Task requirements
Search the material below for the word "this". Copy every line that has it.

##### Listed records #####

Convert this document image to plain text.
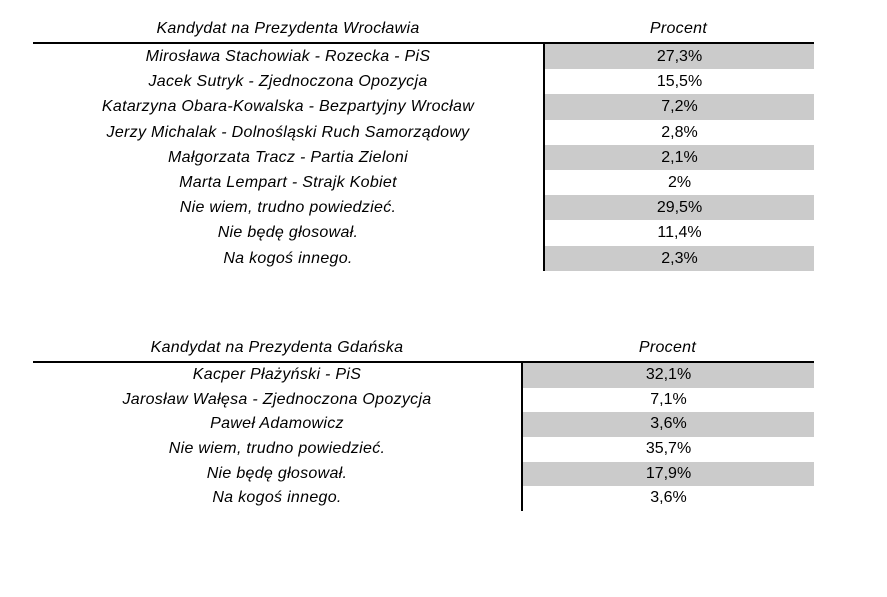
Kandydat na Prezydenta Wrocławia	Procent
Mirosława Stachowiak - Rozecka - PiS	27,3%
Jacek Sutryk - Zjednoczona Opozycja	15,5%
Katarzyna Obara-Kowalska - Bezpartyjny Wrocław	7,2%
Jerzy Michalak - Dolnośląski Ruch Samorządowy	2,8%
Małgorzata Tracz - Partia Zieloni	2,1%
Marta Lempart - Strajk Kobiet	2%
Nie wiem, trudno powiedzieć.	29,5%
Nie będę głosował.	11,4%
Na kogoś innego.	2,3%
Kandydat na Prezydenta Gdańska	Procent
Kacper Płażyński - PiS	32,1%
Jarosław Wałęsa - Zjednoczona Opozycja	7,1%
Paweł Adamowicz	3,6%
Nie wiem, trudno powiedzieć.	35,7%
Nie będę głosował.	17,9%
Na kogoś innego.	3,6%
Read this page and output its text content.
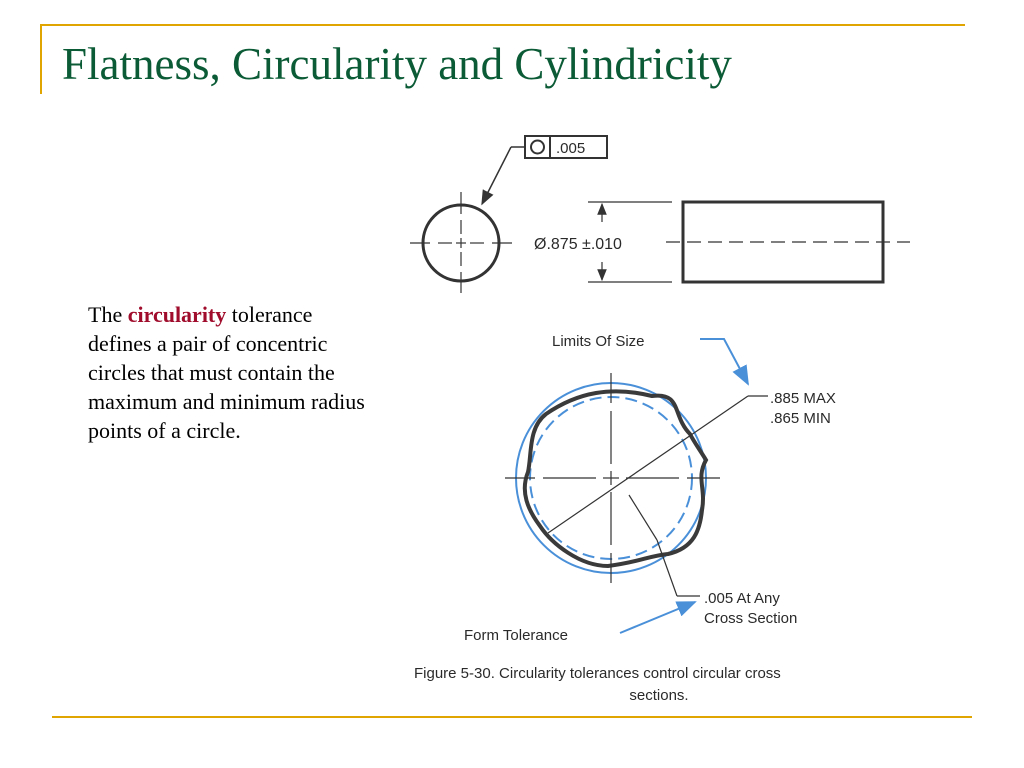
Flatness, Circularity and Cylindricity
The circularity tolerance defines a pair of concentric circles that must contain the maximum and minimum radius points of a circle.
.005
Ø.875 ±.010
Limits Of Size
.885 MAX
.865 MIN
.005 At Any
Cross Section
Form Tolerance
Figure 5-30. Circularity tolerances control circular cross
sections.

#####

Solved exercise
Convert this document image to plain text.
Read this page and output its text content.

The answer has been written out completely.